● **Request**
Copy every line in which the string "grid" occurs.

● **Records supplied**
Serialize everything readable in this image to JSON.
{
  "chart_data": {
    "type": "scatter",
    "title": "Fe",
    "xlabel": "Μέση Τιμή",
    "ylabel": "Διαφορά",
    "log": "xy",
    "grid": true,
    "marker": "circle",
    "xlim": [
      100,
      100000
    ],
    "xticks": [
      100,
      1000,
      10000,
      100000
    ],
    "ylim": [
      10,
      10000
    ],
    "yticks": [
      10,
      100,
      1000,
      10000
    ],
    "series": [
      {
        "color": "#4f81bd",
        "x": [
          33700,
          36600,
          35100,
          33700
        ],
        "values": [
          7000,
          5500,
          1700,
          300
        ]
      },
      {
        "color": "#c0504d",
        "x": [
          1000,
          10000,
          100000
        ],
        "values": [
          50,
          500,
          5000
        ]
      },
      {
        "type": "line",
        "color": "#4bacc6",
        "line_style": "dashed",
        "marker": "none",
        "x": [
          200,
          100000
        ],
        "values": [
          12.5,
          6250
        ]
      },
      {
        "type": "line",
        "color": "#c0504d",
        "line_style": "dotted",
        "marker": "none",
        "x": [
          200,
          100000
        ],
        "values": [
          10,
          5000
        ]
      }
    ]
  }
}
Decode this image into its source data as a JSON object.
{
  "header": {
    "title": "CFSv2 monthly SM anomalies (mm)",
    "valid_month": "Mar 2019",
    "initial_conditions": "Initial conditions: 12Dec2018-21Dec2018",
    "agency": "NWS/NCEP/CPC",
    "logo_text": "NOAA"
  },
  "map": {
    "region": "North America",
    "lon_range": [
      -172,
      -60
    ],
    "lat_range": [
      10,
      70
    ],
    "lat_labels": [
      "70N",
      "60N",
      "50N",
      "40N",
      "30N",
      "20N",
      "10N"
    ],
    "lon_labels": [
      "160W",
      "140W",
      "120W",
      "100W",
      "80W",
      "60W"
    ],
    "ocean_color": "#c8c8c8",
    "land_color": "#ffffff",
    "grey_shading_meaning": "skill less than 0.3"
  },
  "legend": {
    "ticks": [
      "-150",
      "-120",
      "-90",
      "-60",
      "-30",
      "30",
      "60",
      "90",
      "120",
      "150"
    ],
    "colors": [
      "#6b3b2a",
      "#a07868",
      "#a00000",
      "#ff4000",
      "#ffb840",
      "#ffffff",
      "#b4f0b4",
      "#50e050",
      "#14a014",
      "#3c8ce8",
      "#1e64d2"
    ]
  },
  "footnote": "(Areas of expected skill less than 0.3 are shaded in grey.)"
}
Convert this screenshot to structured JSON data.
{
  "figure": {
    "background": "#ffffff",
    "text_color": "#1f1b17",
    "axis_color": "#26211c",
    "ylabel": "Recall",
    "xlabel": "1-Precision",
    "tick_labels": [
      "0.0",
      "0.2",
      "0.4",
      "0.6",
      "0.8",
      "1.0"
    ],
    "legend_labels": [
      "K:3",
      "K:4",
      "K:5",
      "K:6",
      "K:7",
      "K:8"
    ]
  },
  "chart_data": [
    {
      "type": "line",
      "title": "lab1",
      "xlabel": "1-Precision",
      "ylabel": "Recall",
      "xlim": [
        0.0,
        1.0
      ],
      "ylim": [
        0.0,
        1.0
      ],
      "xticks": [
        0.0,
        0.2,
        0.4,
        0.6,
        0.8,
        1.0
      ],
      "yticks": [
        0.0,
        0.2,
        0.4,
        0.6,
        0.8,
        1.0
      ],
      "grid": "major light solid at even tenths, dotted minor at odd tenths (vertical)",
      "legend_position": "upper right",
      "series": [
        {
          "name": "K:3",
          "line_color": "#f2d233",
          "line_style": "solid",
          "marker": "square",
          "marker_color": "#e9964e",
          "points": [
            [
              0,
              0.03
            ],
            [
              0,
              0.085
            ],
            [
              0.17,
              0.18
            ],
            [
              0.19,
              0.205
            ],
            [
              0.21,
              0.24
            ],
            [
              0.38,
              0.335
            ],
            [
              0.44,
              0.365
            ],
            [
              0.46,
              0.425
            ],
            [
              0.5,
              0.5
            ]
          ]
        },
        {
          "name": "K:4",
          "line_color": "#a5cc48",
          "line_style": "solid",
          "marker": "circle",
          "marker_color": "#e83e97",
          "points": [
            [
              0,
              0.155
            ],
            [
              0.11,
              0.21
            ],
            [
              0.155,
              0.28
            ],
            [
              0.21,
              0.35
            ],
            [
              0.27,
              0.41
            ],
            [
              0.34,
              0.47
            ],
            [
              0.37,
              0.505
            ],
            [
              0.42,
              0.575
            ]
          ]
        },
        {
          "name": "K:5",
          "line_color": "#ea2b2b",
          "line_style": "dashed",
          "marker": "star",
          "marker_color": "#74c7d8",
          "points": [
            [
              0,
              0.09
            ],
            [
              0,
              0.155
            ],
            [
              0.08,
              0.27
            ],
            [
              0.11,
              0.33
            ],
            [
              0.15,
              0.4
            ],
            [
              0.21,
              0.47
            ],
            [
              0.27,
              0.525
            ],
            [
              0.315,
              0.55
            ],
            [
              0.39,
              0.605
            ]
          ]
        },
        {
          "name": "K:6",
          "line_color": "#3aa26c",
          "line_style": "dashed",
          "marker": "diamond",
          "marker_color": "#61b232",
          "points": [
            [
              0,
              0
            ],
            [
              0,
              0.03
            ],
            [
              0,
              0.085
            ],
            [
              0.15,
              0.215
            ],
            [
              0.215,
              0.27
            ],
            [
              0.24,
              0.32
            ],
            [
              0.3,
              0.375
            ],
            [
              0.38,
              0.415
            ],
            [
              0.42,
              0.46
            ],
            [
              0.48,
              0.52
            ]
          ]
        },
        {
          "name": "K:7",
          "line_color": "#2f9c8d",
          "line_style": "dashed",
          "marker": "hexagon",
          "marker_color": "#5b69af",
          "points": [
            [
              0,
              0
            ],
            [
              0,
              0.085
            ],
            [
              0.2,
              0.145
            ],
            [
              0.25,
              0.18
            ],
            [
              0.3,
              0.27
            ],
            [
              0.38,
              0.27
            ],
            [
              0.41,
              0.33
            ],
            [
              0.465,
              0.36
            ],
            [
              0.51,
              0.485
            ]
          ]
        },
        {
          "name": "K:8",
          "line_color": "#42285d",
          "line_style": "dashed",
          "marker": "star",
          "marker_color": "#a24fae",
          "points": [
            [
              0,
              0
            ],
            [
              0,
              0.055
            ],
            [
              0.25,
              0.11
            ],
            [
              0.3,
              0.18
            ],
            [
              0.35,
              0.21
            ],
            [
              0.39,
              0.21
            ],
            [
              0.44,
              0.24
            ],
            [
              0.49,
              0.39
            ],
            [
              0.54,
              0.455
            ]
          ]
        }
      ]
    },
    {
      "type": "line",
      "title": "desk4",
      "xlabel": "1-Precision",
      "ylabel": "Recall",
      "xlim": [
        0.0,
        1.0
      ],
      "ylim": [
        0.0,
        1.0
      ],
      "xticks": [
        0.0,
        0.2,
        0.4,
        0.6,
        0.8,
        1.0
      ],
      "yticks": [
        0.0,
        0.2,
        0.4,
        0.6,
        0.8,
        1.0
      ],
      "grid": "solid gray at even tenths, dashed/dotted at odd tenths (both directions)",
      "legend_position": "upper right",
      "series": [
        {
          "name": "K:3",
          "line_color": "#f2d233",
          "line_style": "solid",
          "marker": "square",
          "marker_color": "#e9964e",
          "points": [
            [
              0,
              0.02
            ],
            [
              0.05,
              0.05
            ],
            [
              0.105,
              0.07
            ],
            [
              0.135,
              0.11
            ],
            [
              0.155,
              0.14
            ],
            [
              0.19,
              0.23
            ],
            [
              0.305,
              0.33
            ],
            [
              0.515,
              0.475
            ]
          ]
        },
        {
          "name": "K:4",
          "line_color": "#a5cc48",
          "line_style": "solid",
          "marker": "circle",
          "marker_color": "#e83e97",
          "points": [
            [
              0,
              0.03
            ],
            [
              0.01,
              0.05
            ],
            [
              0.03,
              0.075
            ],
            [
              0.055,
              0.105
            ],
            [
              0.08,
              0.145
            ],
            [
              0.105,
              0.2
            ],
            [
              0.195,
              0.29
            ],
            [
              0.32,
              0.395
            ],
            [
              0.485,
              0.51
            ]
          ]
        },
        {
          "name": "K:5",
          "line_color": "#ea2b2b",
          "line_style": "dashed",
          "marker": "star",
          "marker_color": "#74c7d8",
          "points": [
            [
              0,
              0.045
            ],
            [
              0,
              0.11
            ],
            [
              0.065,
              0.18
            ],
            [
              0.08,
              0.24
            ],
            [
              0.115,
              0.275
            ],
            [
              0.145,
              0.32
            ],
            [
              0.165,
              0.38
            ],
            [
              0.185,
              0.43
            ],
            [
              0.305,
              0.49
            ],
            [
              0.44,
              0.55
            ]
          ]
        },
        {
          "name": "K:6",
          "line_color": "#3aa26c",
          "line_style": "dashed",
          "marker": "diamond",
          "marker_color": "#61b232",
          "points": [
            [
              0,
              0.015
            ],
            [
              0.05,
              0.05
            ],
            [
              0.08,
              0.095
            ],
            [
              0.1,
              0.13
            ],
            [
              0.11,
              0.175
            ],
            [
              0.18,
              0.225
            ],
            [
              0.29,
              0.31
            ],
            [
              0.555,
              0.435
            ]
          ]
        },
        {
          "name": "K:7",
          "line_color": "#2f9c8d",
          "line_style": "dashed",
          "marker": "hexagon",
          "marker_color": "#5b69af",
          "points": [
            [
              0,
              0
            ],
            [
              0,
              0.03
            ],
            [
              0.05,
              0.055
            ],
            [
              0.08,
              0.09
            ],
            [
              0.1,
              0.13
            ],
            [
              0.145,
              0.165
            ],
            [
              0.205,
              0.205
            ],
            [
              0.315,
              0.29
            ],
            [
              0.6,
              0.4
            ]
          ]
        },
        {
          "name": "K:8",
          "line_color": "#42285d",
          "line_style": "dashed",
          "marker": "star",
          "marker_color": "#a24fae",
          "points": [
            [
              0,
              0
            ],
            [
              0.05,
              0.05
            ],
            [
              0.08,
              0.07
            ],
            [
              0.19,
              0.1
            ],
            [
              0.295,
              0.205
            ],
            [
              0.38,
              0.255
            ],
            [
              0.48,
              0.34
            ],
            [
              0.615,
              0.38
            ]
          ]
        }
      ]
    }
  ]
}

● **Task response**
    "grid": true,
      "grid": "major light solid at even tenths, dotted minor at odd tenths (vertical)",
      "grid": "solid gray at even tenths, dashed/dotted at odd tenths (both directions)",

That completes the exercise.